◆ Written problem ◆
Retype all the records with nothing changed.

(Items from a dataset)
-=-=-=-=-

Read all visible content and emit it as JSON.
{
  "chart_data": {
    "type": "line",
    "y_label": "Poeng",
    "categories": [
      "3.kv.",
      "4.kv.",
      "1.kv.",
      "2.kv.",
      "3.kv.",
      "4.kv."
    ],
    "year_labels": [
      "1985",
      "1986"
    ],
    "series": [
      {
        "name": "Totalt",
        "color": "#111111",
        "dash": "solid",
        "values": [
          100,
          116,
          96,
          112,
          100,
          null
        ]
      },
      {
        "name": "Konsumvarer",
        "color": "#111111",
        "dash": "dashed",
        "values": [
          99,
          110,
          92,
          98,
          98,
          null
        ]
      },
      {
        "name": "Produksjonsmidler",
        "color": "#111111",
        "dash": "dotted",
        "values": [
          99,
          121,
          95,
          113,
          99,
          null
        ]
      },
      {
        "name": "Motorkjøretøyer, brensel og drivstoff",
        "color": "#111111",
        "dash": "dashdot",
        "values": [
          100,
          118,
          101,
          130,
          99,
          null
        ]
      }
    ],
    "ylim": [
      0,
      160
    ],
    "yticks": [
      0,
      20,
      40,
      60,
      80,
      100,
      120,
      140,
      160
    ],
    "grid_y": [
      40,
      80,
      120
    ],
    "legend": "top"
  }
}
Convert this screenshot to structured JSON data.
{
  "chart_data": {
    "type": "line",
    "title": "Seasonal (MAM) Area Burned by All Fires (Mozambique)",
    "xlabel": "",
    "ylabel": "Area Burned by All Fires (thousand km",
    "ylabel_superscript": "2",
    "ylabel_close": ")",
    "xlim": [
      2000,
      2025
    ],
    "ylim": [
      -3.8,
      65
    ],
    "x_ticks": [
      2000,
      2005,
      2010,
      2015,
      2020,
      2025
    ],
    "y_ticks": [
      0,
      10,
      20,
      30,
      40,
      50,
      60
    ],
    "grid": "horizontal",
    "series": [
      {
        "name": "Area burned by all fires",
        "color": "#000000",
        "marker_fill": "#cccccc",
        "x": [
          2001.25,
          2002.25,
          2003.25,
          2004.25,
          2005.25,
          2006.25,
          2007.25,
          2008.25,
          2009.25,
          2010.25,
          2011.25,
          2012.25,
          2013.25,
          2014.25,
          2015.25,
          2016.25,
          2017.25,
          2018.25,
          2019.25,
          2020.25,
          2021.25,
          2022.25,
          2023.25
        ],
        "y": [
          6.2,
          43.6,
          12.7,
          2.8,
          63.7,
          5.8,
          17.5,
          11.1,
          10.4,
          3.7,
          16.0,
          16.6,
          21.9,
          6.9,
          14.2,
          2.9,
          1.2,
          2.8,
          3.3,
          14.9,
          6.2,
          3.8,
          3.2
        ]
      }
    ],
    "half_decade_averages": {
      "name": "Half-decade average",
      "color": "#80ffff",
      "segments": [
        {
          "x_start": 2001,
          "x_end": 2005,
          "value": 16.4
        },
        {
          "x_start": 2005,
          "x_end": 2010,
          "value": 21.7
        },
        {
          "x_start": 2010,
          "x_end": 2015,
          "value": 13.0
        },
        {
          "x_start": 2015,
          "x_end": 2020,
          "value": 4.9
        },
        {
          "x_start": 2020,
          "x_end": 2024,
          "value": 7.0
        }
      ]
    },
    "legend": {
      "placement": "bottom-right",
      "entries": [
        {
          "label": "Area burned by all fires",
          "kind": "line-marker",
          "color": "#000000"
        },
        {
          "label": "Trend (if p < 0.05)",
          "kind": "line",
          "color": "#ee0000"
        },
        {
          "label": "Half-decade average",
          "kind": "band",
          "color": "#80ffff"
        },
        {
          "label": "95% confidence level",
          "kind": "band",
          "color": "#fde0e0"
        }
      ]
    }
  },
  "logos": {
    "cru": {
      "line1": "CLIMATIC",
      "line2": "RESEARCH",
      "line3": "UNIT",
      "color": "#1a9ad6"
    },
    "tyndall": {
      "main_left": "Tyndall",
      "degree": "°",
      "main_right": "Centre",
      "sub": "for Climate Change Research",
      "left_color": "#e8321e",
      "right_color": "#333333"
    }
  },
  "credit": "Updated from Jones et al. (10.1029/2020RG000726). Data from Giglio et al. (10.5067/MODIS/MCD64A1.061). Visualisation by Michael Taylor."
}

-=-=-=-=-

◆ The answer ◆
Read all visible content and emit it as JSON.
{
  "chart_data": {
    "type": "line",
    "y_label": "Poeng",
    "categories": [
      "3.kv.",
      "4.kv.",
      "1.kv.",
      "2.kv.",
      "3.kv.",
      "4.kv."
    ],
    "year_labels": [
      "1985",
      "1986"
    ],
    "series": [
      {
        "name": "Totalt",
        "color": "#111111",
        "dash": "solid",
        "values": [
          100,
          116,
          96,
          112,
          100,
          null
        ]
      },
      {
        "name": "Konsumvarer",
        "color": "#111111",
        "dash": "dashed",
        "values": [
          99,
          110,
          92,
          98,
          98,
          null
        ]
      },
      {
        "name": "Produksjonsmidler",
        "color": "#111111",
        "dash": "dotted",
        "values": [
          99,
          121,
          95,
          113,
          99,
          null
        ]
      },
      {
        "name": "Motorkjøretøyer, brensel og drivstoff",
        "color": "#111111",
        "dash": "dashdot",
        "values": [
          100,
          118,
          101,
          130,
          99,
          null
        ]
      }
    ],
    "ylim": [
      0,
      160
    ],
    "yticks": [
      0,
      20,
      40,
      60,
      80,
      100,
      120,
      140,
      160
    ],
    "grid_y": [
      40,
      80,
      120
    ],
    "legend": "top"
  }
}
Convert this screenshot to structured JSON data.
{
  "chart_data": {
    "type": "line",
    "title": "Seasonal (MAM) Area Burned by All Fires (Mozambique)",
    "xlabel": "",
    "ylabel": "Area Burned by All Fires (thousand km",
    "ylabel_superscript": "2",
    "ylabel_close": ")",
    "xlim": [
      2000,
      2025
    ],
    "ylim": [
      -3.8,
      65
    ],
    "x_ticks": [
      2000,
      2005,
      2010,
      2015,
      2020,
      2025
    ],
    "y_ticks": [
      0,
      10,
      20,
      30,
      40,
      50,
      60
    ],
    "grid": "horizontal",
    "series": [
      {
        "name": "Area burned by all fires",
        "color": "#000000",
        "marker_fill": "#cccccc",
        "x": [
          2001.25,
          2002.25,
          2003.25,
          2004.25,
          2005.25,
          2006.25,
          2007.25,
          2008.25,
          2009.25,
          2010.25,
          2011.25,
          2012.25,
          2013.25,
          2014.25,
          2015.25,
          2016.25,
          2017.25,
          2018.25,
          2019.25,
          2020.25,
          2021.25,
          2022.25,
          2023.25
        ],
        "y": [
          6.2,
          43.6,
          12.7,
          2.8,
          63.7,
          5.8,
          17.5,
          11.1,
          10.4,
          3.7,
          16.0,
          16.6,
          21.9,
          6.9,
          14.2,
          2.9,
          1.2,
          2.8,
          3.3,
          14.9,
          6.2,
          3.8,
          3.2
        ]
      }
    ],
    "half_decade_averages": {
      "name": "Half-decade average",
      "color": "#80ffff",
      "segments": [
        {
          "x_start": 2001,
          "x_end": 2005,
          "value": 16.4
        },
        {
          "x_start": 2005,
          "x_end": 2010,
          "value": 21.7
        },
        {
          "x_start": 2010,
          "x_end": 2015,
          "value": 13.0
        },
        {
          "x_start": 2015,
          "x_end": 2020,
          "value": 4.9
        },
        {
          "x_start": 2020,
          "x_end": 2024,
          "value": 7.0
        }
      ]
    },
    "legend": {
      "placement": "bottom-right",
      "entries": [
        {
          "label": "Area burned by all fires",
          "kind": "line-marker",
          "color": "#000000"
        },
        {
          "label": "Trend (if p < 0.05)",
          "kind": "line",
          "color": "#ee0000"
        },
        {
          "label": "Half-decade average",
          "kind": "band",
          "color": "#80ffff"
        },
        {
          "label": "95% confidence level",
          "kind": "band",
          "color": "#fde0e0"
        }
      ]
    }
  },
  "logos": {
    "cru": {
      "line1": "CLIMATIC",
      "line2": "RESEARCH",
      "line3": "UNIT",
      "color": "#1a9ad6"
    },
    "tyndall": {
      "main_left": "Tyndall",
      "degree": "°",
      "main_right": "Centre",
      "sub": "for Climate Change Research",
      "left_color": "#e8321e",
      "right_color": "#333333"
    }
  },
  "credit": "Updated from Jones et al. (10.1029/2020RG000726). Data from Giglio et al. (10.5067/MODIS/MCD64A1.061). Visualisation by Michael Taylor."
}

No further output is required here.